▶ Directive
Reproduce the following lines word for word, omitting the pictures.

▶ Material to process
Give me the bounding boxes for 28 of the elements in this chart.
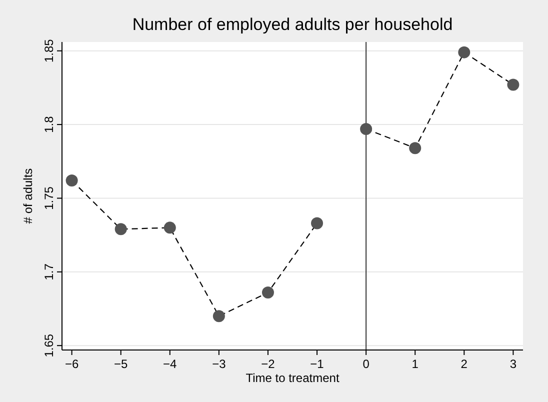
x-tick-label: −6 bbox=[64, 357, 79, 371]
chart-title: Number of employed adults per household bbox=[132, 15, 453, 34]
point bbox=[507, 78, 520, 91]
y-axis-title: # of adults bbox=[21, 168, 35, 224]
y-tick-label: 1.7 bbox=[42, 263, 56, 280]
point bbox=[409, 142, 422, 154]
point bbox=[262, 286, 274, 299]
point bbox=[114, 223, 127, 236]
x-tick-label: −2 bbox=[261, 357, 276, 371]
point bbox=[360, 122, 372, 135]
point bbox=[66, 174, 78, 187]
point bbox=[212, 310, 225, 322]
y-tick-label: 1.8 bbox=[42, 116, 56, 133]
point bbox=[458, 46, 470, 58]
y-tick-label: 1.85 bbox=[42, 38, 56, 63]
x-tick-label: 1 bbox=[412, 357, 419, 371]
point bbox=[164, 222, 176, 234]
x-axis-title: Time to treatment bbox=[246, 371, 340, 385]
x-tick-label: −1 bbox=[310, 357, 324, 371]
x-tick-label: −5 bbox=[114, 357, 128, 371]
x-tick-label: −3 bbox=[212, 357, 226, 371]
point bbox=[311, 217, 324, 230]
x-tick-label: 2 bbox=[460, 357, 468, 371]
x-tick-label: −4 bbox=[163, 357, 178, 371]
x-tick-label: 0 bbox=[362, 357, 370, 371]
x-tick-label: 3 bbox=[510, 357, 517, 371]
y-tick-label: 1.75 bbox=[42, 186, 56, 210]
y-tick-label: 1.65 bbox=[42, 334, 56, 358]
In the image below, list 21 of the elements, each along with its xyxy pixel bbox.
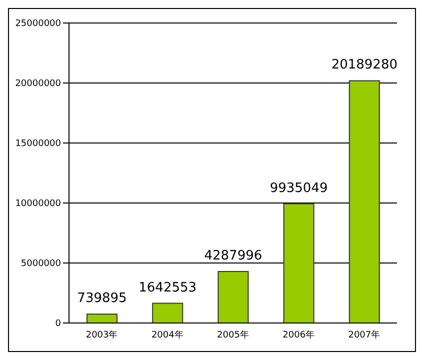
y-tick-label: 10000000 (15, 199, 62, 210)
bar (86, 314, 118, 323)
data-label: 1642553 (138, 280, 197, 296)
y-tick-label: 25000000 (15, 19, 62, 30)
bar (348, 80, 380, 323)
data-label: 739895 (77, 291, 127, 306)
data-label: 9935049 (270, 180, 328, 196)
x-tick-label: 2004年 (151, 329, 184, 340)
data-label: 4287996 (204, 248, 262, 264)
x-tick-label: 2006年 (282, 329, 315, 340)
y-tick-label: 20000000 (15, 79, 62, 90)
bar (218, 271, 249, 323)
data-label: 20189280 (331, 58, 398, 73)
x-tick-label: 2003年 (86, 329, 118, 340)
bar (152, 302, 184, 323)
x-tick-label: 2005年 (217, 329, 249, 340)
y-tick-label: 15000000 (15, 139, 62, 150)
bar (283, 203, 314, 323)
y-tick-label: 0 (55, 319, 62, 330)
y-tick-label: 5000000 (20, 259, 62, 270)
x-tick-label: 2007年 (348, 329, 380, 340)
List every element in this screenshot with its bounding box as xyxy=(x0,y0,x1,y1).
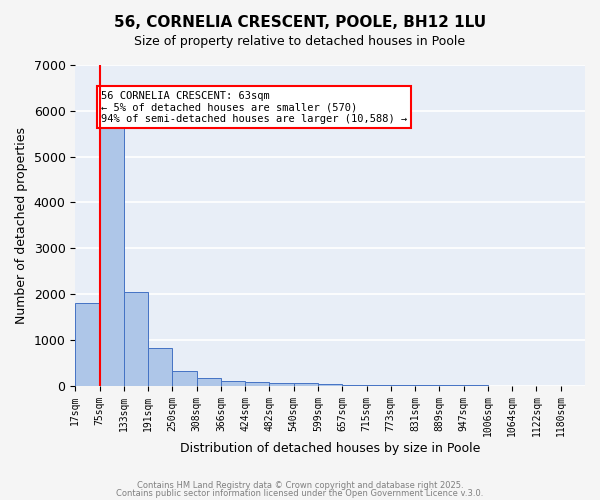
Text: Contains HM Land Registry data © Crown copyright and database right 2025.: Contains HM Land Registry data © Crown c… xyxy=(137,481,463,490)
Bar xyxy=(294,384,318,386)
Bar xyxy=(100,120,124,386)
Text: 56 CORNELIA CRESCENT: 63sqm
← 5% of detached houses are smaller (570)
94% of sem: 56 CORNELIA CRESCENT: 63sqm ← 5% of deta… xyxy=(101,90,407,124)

▶ Worked solution
Give me the bounding boxes for 28 of the elements in this chart.
x-tick-label: −6 bbox=[64, 357, 79, 371]
chart-title: Number of employed adults per household bbox=[132, 15, 453, 34]
point bbox=[507, 78, 520, 91]
y-axis-title: # of adults bbox=[21, 168, 35, 224]
y-tick-label: 1.7 bbox=[42, 263, 56, 280]
point bbox=[409, 142, 422, 154]
point bbox=[262, 286, 274, 299]
point bbox=[114, 223, 127, 236]
x-tick-label: −2 bbox=[261, 357, 276, 371]
point bbox=[360, 122, 372, 135]
point bbox=[66, 174, 78, 187]
point bbox=[212, 310, 225, 322]
y-tick-label: 1.8 bbox=[42, 116, 56, 133]
point bbox=[458, 46, 470, 58]
y-tick-label: 1.85 bbox=[42, 38, 56, 63]
x-tick-label: 1 bbox=[412, 357, 419, 371]
point bbox=[164, 222, 176, 234]
x-axis-title: Time to treatment bbox=[246, 371, 340, 385]
x-tick-label: −1 bbox=[310, 357, 324, 371]
x-tick-label: −5 bbox=[114, 357, 128, 371]
x-tick-label: −3 bbox=[212, 357, 226, 371]
point bbox=[311, 217, 324, 230]
x-tick-label: 2 bbox=[460, 357, 468, 371]
x-tick-label: −4 bbox=[163, 357, 178, 371]
x-tick-label: 0 bbox=[362, 357, 370, 371]
x-tick-label: 3 bbox=[510, 357, 517, 371]
y-tick-label: 1.75 bbox=[42, 186, 56, 210]
y-tick-label: 1.65 bbox=[42, 334, 56, 358]
In the image below, list 21 of the elements, each along with its xyxy pixel bbox.
y-tick-label: 10000000 (15, 199, 62, 210)
bar (86, 314, 118, 323)
data-label: 1642553 (138, 280, 197, 296)
y-tick-label: 25000000 (15, 19, 62, 30)
bar (348, 80, 380, 323)
data-label: 739895 (77, 291, 127, 306)
data-label: 9935049 (270, 180, 328, 196)
x-tick-label: 2004年 (151, 329, 184, 340)
data-label: 4287996 (204, 248, 262, 264)
x-tick-label: 2006年 (282, 329, 315, 340)
y-tick-label: 20000000 (15, 79, 62, 90)
bar (218, 271, 249, 323)
data-label: 20189280 (331, 58, 398, 73)
x-tick-label: 2003年 (86, 329, 118, 340)
bar (152, 302, 184, 323)
x-tick-label: 2005年 (217, 329, 249, 340)
y-tick-label: 15000000 (15, 139, 62, 150)
bar (283, 203, 314, 323)
y-tick-label: 0 (55, 319, 62, 330)
y-tick-label: 5000000 (20, 259, 62, 270)
x-tick-label: 2007年 (348, 329, 380, 340)
List every element in this screenshot with its bounding box as xyxy=(x0,y0,x1,y1).
Text: Contains HM Land Registry data © Crown copyright and database right 2025.: Contains HM Land Registry data © Crown c… xyxy=(137,481,463,490)
Bar xyxy=(294,384,318,386)
Bar xyxy=(100,120,124,386)
Text: 56 CORNELIA CRESCENT: 63sqm
← 5% of detached houses are smaller (570)
94% of sem: 56 CORNELIA CRESCENT: 63sqm ← 5% of deta… xyxy=(101,90,407,124)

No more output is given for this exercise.